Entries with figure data

^^^^^^^^

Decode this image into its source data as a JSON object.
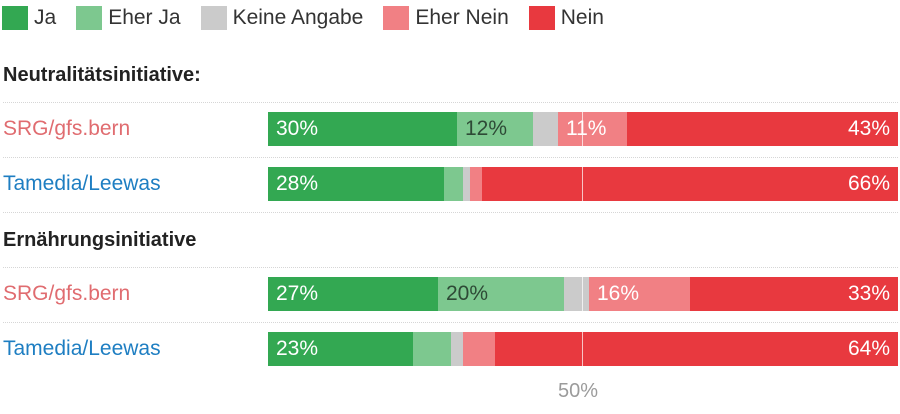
{
  "chart_data": {
    "type": "bar",
    "orientation": "horizontal",
    "stacked": true,
    "xlim": [
      0,
      100
    ],
    "legend_position": "top-left",
    "midline_label": "50%",
    "categories_legend": [
      {
        "name": "Ja",
        "color": "#33a852"
      },
      {
        "name": "Eher Ja",
        "color": "#7dc88f"
      },
      {
        "name": "Keine Angabe",
        "color": "#cbcbcb"
      },
      {
        "name": "Eher Nein",
        "color": "#f18084"
      },
      {
        "name": "Nein",
        "color": "#e8393f"
      }
    ],
    "groups": [
      {
        "title": "Neutralitätsinitiative:",
        "rows": [
          {
            "name": "SRG/gfs.bern",
            "name_color": "#e06c70",
            "values": [
              30,
              12,
              4,
              11,
              43
            ],
            "labels": [
              "30%",
              "12%",
              "",
              "11%",
              "43%"
            ]
          },
          {
            "name": "Tamedia/Leewas",
            "name_color": "#1e7ec2",
            "values": [
              28,
              3,
              1,
              2,
              66
            ],
            "labels": [
              "28%",
              "",
              "",
              "",
              "66%"
            ]
          }
        ]
      },
      {
        "title": "Ernährungsinitiative",
        "rows": [
          {
            "name": "SRG/gfs.bern",
            "name_color": "#e06c70",
            "values": [
              27,
              20,
              4,
              16,
              33
            ],
            "labels": [
              "27%",
              "20%",
              "",
              "16%",
              "33%"
            ]
          },
          {
            "name": "Tamedia/Leewas",
            "name_color": "#1e7ec2",
            "values": [
              23,
              6,
              2,
              5,
              64
            ],
            "labels": [
              "23%",
              "",
              "",
              "",
              "64%"
            ]
          }
        ]
      }
    ]
  }
}
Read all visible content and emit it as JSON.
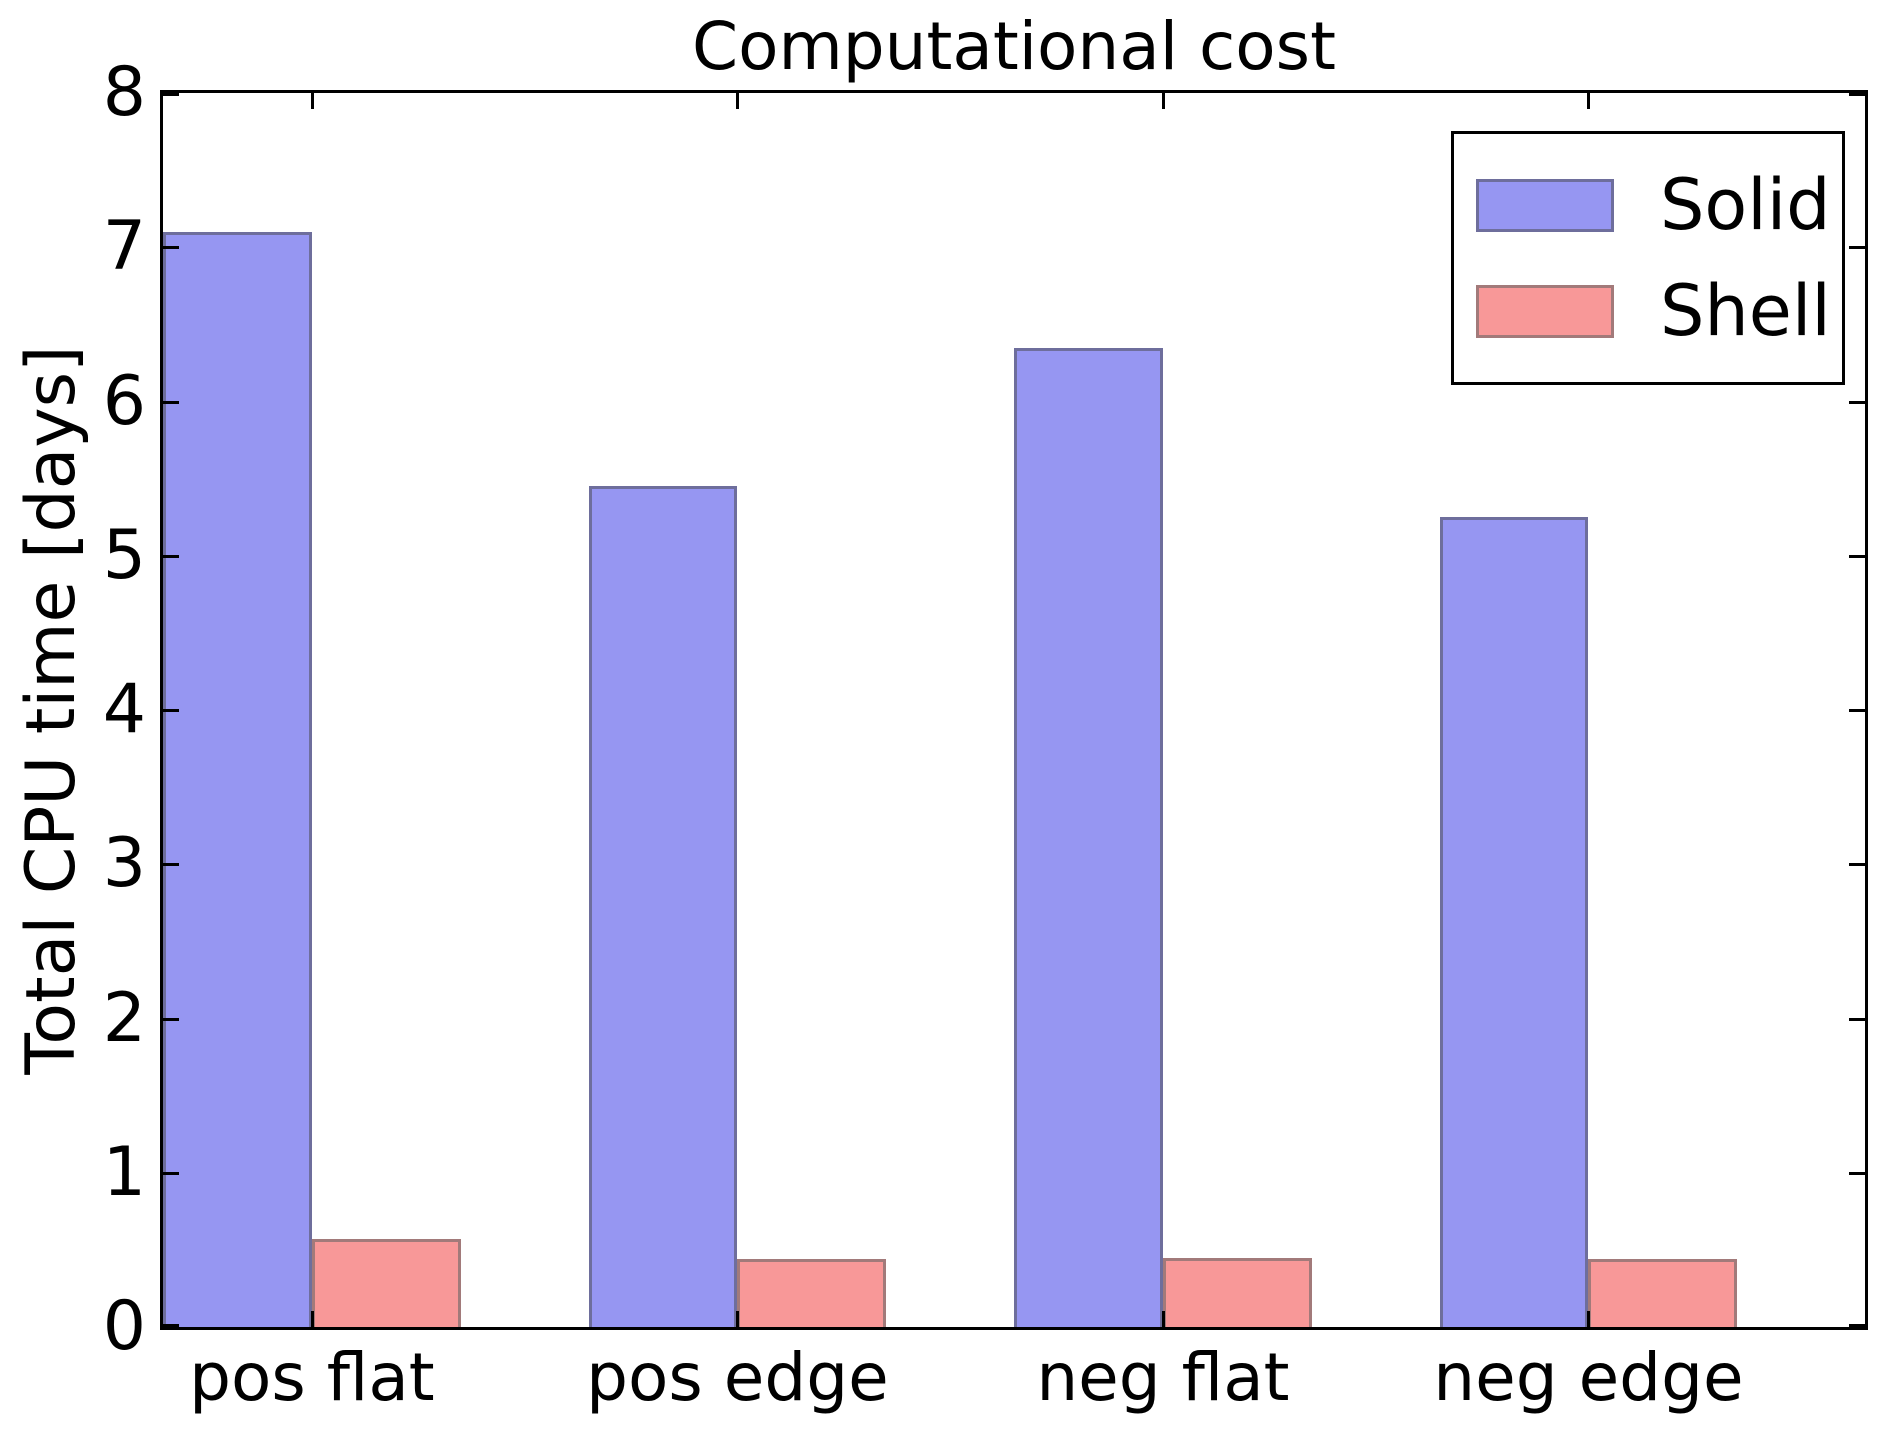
{
  "chart_data": {
    "type": "bar",
    "title": "Computational cost",
    "xlabel": "",
    "ylabel": "Total CPU time [days]",
    "categories": [
      "pos flat",
      "pos edge",
      "neg flat",
      "neg edge"
    ],
    "series": [
      {
        "name": "Solid",
        "color": "#9696f2",
        "edge_color": "#6e6e9c",
        "values": [
          7.1,
          5.45,
          6.35,
          5.25
        ]
      },
      {
        "name": "Shell",
        "color": "#f89898",
        "edge_color": "#a27a7a",
        "values": [
          0.57,
          0.44,
          0.45,
          0.44
        ]
      }
    ],
    "ylim": [
      0,
      8
    ],
    "xlim": [
      0,
      4
    ],
    "bar_width": 0.35,
    "yticks": [
      0,
      1,
      2,
      3,
      4,
      5,
      6,
      7,
      8
    ],
    "grid": false,
    "legend_position": "upper right",
    "tick_direction": "in"
  }
}
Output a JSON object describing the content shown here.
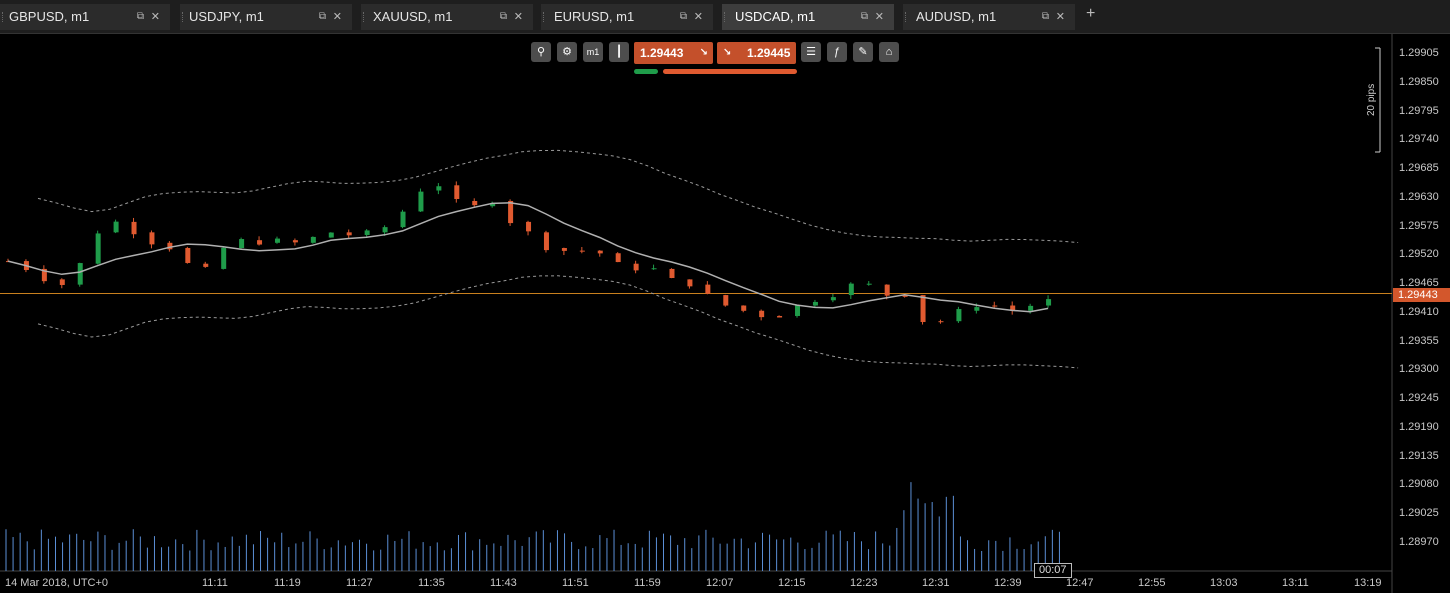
{
  "tabs": [
    {
      "label": "GBPUSD, m1",
      "active": false
    },
    {
      "label": "USDJPY, m1",
      "active": false
    },
    {
      "label": "XAUUSD, m1",
      "active": false
    },
    {
      "label": "EURUSD, m1",
      "active": false
    },
    {
      "label": "USDCAD, m1",
      "active": true
    },
    {
      "label": "AUDUSD, m1",
      "active": false
    }
  ],
  "toolbar": {
    "timeframe": "m1",
    "sell_price": "1.29443",
    "buy_price": "1.29445"
  },
  "price_axis": {
    "labels": [
      "1.29905",
      "1.29850",
      "1.29795",
      "1.29740",
      "1.29685",
      "1.29630",
      "1.29575",
      "1.29520",
      "1.29465",
      "1.29410",
      "1.29355",
      "1.29300",
      "1.29245",
      "1.29190",
      "1.29135",
      "1.29080",
      "1.29025",
      "1.28970"
    ],
    "current_price": "1.29443",
    "pips_label": "20 pips"
  },
  "time_axis": {
    "date_label": "14 Mar 2018, UTC+0",
    "labels": [
      "11:11",
      "11:19",
      "11:27",
      "11:35",
      "11:43",
      "11:51",
      "11:59",
      "12:07",
      "12:15",
      "12:23",
      "12:31",
      "12:39",
      "12:47",
      "12:55",
      "13:03",
      "13:11",
      "13:19"
    ],
    "timer": "00:07"
  },
  "colors": {
    "bull": "#1f9c4a",
    "bear": "#e05a30",
    "price_line": "#c9801e",
    "ma": "#b0b0b0",
    "volume": "#5b8fd6"
  }
}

^^^^^^^^

REQUIRED TASK — Transcribe all of the material exactly, leaving out whatever pictures it contains.

THE SOLUTION —
Decode this image into its source data as a JSON object.
{
  "chart_data": {
    "type": "bar",
    "orientation": "horizontal",
    "stacked": true,
    "xlim": [
      0,
      100
    ],
    "legend_position": "top-left",
    "midline_label": "50%",
    "categories_legend": [
      {
        "name": "Ja",
        "color": "#33a852"
      },
      {
        "name": "Eher Ja",
        "color": "#7dc88f"
      },
      {
        "name": "Keine Angabe",
        "color": "#cbcbcb"
      },
      {
        "name": "Eher Nein",
        "color": "#f18084"
      },
      {
        "name": "Nein",
        "color": "#e8393f"
      }
    ],
    "groups": [
      {
        "title": "Neutralitätsinitiative:",
        "rows": [
          {
            "name": "SRG/gfs.bern",
            "name_color": "#e06c70",
            "values": [
              30,
              12,
              4,
              11,
              43
            ],
            "labels": [
              "30%",
              "12%",
              "",
              "11%",
              "43%"
            ]
          },
          {
            "name": "Tamedia/Leewas",
            "name_color": "#1e7ec2",
            "values": [
              28,
              3,
              1,
              2,
              66
            ],
            "labels": [
              "28%",
              "",
              "",
              "",
              "66%"
            ]
          }
        ]
      },
      {
        "title": "Ernährungsinitiative",
        "rows": [
          {
            "name": "SRG/gfs.bern",
            "name_color": "#e06c70",
            "values": [
              27,
              20,
              4,
              16,
              33
            ],
            "labels": [
              "27%",
              "20%",
              "",
              "16%",
              "33%"
            ]
          },
          {
            "name": "Tamedia/Leewas",
            "name_color": "#1e7ec2",
            "values": [
              23,
              6,
              2,
              5,
              64
            ],
            "labels": [
              "23%",
              "",
              "",
              "",
              "64%"
            ]
          }
        ]
      }
    ]
  }
}
Read all visible content and emit it as JSON.
{
  "chart_data": {
    "type": "bar",
    "title": "Computational cost",
    "xlabel": "",
    "ylabel": "Total CPU time [days]",
    "categories": [
      "pos flat",
      "pos edge",
      "neg flat",
      "neg edge"
    ],
    "series": [
      {
        "name": "Solid",
        "color": "#9696f2",
        "edge_color": "#6e6e9c",
        "values": [
          7.1,
          5.45,
          6.35,
          5.25
        ]
      },
      {
        "name": "Shell",
        "color": "#f89898",
        "edge_color": "#a27a7a",
        "values": [
          0.57,
          0.44,
          0.45,
          0.44
        ]
      }
    ],
    "ylim": [
      0,
      8
    ],
    "xlim": [
      0,
      4
    ],
    "bar_width": 0.35,
    "yticks": [
      0,
      1,
      2,
      3,
      4,
      5,
      6,
      7,
      8
    ],
    "grid": false,
    "legend_position": "upper right",
    "tick_direction": "in"
  }
}
Output a JSON object describing the content shown here.
{
  "tabs": [
    {
      "label": "GBPUSD, m1",
      "active": false
    },
    {
      "label": "USDJPY, m1",
      "active": false
    },
    {
      "label": "XAUUSD, m1",
      "active": false
    },
    {
      "label": "EURUSD, m1",
      "active": false
    },
    {
      "label": "USDCAD, m1",
      "active": true
    },
    {
      "label": "AUDUSD, m1",
      "active": false
    }
  ],
  "toolbar": {
    "timeframe": "m1",
    "sell_price": "1.29443",
    "buy_price": "1.29445"
  },
  "price_axis": {
    "labels": [
      "1.29905",
      "1.29850",
      "1.29795",
      "1.29740",
      "1.29685",
      "1.29630",
      "1.29575",
      "1.29520",
      "1.29465",
      "1.29410",
      "1.29355",
      "1.29300",
      "1.29245",
      "1.29190",
      "1.29135",
      "1.29080",
      "1.29025",
      "1.28970"
    ],
    "current_price": "1.29443",
    "pips_label": "20 pips"
  },
  "time_axis": {
    "date_label": "14 Mar 2018, UTC+0",
    "labels": [
      "11:11",
      "11:19",
      "11:27",
      "11:35",
      "11:43",
      "11:51",
      "11:59",
      "12:07",
      "12:15",
      "12:23",
      "12:31",
      "12:39",
      "12:47",
      "12:55",
      "13:03",
      "13:11",
      "13:19"
    ],
    "timer": "00:07"
  },
  "colors": {
    "bull": "#1f9c4a",
    "bear": "#e05a30",
    "price_line": "#c9801e",
    "ma": "#b0b0b0",
    "volume": "#5b8fd6"
  }
}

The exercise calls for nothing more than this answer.